* **Given exercise**: Which lines hold the word "настоящего"? Copy each one.

* **Data records**:

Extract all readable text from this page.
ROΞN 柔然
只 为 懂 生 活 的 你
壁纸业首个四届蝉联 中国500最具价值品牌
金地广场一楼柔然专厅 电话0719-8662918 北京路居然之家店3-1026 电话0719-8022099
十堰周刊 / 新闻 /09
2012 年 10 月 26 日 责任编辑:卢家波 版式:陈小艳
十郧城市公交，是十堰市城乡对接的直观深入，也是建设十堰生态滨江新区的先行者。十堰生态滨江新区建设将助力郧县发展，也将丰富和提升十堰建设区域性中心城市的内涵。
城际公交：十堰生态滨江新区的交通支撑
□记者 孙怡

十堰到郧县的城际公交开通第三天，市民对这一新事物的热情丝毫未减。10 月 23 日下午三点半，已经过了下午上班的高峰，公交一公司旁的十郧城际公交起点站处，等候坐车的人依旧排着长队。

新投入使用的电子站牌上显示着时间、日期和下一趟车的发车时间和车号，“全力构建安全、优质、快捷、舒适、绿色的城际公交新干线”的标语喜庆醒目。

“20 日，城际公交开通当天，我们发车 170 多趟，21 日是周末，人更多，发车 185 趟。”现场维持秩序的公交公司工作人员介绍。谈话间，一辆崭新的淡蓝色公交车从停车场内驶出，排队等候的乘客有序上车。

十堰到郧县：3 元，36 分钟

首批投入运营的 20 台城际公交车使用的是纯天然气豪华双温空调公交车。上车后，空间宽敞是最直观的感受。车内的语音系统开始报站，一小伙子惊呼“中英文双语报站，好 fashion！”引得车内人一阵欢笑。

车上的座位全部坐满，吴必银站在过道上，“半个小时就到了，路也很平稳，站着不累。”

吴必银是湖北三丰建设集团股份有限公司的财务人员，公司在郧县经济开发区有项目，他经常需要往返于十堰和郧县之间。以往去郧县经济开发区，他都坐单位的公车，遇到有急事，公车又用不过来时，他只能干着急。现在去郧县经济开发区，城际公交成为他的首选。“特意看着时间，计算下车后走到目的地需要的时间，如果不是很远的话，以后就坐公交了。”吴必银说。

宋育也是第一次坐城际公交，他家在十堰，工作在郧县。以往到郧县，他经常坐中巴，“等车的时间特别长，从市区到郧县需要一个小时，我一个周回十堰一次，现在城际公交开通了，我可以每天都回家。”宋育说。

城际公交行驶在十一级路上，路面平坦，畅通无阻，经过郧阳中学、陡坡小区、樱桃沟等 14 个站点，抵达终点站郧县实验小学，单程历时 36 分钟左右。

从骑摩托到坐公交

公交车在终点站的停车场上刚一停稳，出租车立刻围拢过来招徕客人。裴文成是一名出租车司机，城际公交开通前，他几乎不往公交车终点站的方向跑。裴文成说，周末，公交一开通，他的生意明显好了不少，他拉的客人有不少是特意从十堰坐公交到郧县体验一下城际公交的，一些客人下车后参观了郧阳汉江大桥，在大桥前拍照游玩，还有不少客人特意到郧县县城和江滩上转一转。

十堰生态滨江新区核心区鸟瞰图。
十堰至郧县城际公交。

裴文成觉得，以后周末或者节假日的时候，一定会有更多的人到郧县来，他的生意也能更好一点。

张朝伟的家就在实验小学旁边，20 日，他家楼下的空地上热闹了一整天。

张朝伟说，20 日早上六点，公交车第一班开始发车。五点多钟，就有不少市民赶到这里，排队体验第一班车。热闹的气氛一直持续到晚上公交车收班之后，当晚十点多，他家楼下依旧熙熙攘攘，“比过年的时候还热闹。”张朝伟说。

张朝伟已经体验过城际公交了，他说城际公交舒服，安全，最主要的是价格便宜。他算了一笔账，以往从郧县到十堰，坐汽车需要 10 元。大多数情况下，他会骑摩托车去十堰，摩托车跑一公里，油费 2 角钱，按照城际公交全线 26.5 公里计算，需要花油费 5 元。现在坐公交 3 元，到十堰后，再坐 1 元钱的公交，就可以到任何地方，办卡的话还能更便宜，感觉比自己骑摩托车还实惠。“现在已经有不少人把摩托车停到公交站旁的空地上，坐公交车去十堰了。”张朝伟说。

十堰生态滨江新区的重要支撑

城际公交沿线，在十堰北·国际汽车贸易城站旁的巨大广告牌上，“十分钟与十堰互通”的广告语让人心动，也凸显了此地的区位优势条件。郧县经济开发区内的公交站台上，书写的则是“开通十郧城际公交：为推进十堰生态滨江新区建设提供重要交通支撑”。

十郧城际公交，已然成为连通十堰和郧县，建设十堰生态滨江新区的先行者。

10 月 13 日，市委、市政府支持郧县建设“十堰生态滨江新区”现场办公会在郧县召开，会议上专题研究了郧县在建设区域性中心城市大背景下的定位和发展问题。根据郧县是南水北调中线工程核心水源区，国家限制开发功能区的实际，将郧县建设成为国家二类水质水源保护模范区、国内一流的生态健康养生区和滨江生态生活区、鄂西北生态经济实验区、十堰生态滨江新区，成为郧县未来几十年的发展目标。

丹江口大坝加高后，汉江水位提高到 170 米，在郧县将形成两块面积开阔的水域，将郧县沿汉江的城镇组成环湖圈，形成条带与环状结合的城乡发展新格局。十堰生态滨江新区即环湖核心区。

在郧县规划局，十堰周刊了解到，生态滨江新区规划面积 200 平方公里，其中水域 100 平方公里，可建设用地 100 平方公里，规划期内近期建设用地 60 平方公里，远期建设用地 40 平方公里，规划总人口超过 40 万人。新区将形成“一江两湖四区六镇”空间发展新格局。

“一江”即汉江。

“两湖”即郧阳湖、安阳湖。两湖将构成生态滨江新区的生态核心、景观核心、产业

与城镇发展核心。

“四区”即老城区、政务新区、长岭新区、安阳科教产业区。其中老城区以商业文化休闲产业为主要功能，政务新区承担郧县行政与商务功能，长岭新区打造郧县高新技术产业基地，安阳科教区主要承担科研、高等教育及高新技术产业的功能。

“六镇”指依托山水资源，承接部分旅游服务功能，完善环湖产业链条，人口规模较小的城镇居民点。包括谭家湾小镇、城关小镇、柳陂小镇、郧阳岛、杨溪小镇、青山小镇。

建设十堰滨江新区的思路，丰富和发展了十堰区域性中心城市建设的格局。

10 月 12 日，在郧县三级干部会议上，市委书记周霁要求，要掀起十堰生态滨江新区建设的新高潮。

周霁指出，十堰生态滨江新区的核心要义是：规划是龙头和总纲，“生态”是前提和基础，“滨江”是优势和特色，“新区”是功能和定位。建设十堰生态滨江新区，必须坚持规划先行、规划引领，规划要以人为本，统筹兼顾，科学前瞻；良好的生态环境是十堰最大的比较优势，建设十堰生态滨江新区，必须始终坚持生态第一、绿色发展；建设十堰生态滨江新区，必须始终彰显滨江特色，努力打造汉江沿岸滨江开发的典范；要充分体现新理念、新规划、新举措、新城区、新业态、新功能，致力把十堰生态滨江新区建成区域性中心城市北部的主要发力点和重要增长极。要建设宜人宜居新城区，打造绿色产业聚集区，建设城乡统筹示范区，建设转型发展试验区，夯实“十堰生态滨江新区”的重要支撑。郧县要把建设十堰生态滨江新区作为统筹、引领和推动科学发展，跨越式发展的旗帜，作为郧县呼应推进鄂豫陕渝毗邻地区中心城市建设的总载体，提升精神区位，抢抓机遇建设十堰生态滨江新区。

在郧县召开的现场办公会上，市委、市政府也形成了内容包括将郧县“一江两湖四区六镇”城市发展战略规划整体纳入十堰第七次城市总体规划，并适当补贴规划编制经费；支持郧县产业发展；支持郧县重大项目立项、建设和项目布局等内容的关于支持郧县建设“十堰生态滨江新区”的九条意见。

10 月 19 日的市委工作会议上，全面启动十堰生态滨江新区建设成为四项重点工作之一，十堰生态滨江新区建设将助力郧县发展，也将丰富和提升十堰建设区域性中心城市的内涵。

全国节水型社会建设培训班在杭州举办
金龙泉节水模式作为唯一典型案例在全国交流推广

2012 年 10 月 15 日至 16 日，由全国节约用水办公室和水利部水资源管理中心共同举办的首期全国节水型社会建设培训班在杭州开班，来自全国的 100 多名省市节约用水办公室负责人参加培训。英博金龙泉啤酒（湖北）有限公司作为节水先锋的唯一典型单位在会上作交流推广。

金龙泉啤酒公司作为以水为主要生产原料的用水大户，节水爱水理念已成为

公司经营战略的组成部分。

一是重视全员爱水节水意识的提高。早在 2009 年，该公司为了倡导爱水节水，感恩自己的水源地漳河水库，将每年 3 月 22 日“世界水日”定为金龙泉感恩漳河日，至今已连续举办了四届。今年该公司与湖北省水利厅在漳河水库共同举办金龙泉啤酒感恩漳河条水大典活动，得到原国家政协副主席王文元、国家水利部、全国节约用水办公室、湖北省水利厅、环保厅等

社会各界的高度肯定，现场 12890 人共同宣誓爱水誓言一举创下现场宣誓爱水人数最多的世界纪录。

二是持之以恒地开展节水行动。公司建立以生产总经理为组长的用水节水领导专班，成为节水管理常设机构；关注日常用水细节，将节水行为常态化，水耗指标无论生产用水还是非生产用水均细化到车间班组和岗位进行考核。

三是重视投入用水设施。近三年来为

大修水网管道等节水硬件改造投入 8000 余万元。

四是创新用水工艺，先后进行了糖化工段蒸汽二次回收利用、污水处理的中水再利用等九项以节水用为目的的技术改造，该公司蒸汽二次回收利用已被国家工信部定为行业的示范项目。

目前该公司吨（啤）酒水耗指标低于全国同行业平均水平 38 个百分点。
* * *
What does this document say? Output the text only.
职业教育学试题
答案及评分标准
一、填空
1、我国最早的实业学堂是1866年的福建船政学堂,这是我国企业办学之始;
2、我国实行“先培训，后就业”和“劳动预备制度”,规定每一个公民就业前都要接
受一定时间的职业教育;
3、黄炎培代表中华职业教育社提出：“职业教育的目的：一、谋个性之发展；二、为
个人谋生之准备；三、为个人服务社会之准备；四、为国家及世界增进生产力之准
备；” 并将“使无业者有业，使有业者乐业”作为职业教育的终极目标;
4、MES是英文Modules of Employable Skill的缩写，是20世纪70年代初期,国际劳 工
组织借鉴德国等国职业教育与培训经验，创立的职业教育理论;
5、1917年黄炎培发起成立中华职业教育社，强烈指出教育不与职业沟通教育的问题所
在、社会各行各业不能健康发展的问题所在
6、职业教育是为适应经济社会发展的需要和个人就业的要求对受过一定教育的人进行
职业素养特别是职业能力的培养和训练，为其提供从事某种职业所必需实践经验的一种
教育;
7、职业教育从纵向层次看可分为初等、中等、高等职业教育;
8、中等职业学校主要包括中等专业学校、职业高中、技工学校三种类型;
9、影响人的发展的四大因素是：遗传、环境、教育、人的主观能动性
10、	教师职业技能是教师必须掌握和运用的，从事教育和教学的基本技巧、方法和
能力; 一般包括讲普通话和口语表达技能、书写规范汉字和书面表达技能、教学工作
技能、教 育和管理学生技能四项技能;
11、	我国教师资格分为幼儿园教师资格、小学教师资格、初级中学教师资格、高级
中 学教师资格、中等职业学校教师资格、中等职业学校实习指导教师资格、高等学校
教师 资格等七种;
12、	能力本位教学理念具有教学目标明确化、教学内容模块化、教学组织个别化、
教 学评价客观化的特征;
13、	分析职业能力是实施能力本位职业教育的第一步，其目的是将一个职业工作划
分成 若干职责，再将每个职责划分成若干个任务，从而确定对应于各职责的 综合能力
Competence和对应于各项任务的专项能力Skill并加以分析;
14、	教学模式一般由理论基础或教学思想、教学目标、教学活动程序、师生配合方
---
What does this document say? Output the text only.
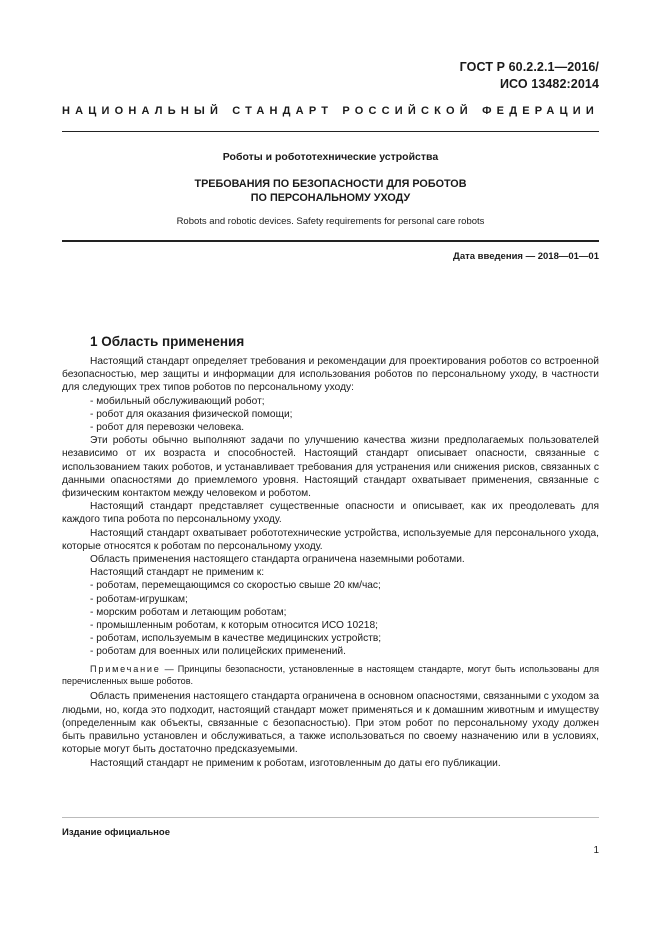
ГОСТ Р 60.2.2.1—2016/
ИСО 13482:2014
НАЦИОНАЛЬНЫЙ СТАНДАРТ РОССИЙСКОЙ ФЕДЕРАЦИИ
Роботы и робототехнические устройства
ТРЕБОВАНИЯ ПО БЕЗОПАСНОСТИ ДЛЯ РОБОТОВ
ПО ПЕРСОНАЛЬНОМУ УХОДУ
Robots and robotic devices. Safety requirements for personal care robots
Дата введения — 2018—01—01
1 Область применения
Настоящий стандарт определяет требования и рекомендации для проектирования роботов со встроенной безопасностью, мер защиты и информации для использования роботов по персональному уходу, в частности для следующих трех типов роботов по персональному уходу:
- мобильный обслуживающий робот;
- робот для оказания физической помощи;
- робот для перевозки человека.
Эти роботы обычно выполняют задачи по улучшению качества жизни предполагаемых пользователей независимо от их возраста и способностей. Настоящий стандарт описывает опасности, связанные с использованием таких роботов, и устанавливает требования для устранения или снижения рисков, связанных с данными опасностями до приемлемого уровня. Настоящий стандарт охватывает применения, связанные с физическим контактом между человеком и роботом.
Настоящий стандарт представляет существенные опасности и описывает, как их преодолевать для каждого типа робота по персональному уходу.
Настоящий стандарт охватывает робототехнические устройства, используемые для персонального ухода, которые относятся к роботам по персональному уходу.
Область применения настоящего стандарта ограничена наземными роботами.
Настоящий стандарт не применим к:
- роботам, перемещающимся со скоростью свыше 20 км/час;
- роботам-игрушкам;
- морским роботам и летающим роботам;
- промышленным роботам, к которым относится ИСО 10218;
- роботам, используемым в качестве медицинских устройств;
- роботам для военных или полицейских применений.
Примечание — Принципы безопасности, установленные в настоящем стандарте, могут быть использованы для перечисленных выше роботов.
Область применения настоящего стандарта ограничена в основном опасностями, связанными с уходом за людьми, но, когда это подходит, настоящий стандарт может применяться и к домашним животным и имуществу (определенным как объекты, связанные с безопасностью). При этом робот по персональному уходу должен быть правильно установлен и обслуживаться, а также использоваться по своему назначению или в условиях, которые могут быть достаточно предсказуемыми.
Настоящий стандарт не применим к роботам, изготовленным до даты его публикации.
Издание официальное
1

* **Solution to the exercise**:
Область применения настоящего стандарта ограничена наземными роботами.
Область применения настоящего стандарта ограничена в основном опасностями, связанными с уходом за людьми, но, когда это подходит, настоящий стандарт может применяться и к домашним животным и имуществу (определенным как объекты, связанные с безопасностью). При этом робот по персональному уходу должен быть правильно установлен и обслуживаться, а также использоваться по своему назначению или в условиях, которые могут быть достаточно предсказуемыми.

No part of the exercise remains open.